* The task:
Search the material below for the word "ylabel". Copy every line that has it.

* Chart and figure data:

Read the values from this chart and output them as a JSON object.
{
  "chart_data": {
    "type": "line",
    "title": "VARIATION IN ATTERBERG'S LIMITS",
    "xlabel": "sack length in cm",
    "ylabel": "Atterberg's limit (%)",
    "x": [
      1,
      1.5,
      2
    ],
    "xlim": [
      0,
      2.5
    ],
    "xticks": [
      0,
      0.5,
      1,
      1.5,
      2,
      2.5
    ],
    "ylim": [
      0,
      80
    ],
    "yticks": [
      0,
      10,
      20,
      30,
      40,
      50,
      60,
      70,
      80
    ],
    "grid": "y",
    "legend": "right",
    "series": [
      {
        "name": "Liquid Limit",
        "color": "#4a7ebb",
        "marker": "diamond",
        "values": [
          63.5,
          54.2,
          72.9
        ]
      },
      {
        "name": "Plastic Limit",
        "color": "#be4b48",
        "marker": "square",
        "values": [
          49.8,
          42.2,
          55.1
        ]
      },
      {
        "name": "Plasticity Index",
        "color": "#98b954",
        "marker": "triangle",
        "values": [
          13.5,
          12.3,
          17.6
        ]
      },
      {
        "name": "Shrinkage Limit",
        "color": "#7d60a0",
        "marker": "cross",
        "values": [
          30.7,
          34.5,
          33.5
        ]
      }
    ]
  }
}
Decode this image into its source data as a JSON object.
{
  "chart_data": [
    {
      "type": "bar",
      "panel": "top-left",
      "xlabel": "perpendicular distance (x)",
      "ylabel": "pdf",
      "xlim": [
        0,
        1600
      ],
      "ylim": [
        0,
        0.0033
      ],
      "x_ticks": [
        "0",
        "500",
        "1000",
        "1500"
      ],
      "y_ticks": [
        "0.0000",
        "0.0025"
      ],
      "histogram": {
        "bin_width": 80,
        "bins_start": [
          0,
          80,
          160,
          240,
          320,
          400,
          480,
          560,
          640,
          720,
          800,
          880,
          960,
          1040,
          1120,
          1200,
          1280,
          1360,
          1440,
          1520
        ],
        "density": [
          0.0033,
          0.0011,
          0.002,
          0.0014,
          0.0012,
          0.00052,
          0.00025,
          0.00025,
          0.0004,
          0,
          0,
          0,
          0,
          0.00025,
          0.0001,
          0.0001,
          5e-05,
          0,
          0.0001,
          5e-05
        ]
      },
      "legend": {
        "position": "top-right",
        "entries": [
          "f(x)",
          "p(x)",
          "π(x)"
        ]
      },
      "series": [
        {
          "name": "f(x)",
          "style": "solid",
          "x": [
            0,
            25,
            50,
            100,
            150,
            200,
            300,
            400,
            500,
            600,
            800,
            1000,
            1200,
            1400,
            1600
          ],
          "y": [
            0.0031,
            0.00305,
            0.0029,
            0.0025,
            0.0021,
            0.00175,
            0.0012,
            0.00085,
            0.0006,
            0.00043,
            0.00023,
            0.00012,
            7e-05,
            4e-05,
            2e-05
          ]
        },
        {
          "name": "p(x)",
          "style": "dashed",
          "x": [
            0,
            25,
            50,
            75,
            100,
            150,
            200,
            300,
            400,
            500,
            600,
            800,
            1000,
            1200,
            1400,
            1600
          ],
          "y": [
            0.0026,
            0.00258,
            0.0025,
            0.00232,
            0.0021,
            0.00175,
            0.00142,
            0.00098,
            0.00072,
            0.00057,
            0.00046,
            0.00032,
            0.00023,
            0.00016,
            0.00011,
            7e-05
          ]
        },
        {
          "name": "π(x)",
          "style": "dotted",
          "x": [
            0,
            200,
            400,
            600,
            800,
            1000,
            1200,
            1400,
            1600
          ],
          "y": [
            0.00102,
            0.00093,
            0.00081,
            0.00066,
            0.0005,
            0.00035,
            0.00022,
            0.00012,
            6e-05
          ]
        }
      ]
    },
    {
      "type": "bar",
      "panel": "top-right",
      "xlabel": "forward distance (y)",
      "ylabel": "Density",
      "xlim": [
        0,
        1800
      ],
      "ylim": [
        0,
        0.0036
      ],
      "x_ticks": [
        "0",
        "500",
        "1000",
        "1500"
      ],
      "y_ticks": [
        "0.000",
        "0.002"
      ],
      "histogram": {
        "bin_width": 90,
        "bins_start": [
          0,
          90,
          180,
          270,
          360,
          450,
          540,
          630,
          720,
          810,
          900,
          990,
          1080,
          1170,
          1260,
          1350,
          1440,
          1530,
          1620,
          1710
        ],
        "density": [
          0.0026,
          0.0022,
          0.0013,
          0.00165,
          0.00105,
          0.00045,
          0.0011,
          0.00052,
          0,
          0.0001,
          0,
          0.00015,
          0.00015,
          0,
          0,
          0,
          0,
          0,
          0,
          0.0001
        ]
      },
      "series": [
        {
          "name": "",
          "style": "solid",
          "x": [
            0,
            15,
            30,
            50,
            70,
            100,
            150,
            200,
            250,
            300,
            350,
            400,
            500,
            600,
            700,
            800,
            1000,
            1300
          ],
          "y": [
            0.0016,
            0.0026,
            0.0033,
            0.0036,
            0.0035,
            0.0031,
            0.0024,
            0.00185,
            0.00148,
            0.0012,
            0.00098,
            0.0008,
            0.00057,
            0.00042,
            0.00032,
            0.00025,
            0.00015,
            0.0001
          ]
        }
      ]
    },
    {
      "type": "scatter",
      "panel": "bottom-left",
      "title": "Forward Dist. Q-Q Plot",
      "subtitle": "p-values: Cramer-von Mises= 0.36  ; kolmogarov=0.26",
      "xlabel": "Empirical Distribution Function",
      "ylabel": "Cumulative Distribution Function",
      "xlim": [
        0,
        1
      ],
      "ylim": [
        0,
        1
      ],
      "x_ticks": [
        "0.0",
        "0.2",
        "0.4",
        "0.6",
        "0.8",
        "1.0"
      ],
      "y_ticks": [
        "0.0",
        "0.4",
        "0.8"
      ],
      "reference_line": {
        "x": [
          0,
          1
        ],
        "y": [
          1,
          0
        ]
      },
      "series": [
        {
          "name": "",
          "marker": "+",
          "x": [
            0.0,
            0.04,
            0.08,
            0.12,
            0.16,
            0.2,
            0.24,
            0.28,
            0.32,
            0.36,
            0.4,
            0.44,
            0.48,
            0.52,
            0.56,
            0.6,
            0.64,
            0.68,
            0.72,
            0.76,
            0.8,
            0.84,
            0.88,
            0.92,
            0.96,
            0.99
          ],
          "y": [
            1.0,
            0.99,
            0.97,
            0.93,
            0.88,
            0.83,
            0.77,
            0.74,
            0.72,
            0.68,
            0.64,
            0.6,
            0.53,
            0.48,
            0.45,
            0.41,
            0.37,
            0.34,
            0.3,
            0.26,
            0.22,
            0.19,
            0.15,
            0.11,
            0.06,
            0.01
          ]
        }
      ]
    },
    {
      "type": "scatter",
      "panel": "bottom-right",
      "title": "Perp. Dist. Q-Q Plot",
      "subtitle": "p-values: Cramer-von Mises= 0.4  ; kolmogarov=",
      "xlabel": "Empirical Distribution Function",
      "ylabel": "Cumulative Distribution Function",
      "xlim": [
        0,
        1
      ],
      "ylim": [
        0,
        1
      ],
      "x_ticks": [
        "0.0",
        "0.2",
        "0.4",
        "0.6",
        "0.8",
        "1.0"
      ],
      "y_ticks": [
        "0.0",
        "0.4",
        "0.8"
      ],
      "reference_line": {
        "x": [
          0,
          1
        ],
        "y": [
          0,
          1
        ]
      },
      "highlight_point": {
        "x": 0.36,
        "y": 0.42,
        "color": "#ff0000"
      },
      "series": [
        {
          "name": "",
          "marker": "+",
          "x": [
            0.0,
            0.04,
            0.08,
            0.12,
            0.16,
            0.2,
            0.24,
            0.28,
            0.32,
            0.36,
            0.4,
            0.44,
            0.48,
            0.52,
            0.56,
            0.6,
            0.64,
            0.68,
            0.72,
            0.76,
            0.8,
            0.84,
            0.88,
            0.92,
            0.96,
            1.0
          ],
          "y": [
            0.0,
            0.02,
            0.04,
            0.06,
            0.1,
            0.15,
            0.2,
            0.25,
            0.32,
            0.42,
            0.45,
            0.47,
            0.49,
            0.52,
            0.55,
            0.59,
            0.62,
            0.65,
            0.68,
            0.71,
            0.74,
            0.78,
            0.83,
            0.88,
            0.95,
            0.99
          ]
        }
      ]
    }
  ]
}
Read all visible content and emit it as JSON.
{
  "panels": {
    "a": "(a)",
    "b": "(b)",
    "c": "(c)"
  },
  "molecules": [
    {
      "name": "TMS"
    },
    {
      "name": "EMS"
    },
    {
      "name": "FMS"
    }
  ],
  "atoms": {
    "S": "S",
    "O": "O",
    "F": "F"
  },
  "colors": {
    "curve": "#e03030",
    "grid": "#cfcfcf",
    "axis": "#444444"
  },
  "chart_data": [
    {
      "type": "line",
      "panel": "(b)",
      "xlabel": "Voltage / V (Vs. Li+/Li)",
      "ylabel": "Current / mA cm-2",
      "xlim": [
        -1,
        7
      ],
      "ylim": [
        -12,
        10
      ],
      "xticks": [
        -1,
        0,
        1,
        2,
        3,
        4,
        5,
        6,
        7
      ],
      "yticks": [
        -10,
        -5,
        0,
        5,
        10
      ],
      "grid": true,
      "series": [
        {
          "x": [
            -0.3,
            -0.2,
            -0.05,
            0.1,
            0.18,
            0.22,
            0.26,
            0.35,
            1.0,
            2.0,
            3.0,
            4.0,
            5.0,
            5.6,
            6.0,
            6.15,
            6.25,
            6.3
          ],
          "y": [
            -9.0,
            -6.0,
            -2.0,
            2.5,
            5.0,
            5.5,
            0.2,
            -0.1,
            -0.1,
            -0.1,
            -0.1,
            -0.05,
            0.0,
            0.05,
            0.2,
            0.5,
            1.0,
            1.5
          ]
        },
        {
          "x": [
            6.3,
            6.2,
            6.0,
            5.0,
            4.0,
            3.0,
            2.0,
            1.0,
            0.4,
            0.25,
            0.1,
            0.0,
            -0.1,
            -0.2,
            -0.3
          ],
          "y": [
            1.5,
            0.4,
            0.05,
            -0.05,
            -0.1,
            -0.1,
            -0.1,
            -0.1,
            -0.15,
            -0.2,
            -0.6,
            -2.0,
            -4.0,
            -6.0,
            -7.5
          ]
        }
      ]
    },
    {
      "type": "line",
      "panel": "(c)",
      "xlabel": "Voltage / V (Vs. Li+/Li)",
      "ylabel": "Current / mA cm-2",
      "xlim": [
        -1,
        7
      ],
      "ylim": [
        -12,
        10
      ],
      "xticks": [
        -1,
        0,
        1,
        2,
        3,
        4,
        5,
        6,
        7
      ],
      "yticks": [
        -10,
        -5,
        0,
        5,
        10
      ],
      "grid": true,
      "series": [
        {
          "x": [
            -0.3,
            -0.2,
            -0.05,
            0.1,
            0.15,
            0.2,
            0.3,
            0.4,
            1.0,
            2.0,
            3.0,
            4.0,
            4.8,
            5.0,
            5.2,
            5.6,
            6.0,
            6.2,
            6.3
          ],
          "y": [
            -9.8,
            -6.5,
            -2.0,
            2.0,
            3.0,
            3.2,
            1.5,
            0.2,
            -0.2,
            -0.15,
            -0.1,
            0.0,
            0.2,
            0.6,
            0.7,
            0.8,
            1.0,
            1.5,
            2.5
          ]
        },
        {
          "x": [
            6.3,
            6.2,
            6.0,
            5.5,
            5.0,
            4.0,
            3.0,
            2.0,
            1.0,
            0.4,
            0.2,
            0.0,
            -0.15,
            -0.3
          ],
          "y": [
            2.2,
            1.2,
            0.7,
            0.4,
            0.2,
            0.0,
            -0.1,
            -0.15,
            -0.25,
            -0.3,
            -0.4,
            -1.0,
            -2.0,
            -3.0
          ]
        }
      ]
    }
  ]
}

* Written answer:
    "ylabel": "Atterberg's limit (%)",
      "ylabel": "pdf",
      "ylabel": "Density",
      "ylabel": "Cumulative Distribution Function",
      "ylabel": "Cumulative Distribution Function",
      "ylabel": "Current / mA cm-2",
      "ylabel": "Current / mA cm-2",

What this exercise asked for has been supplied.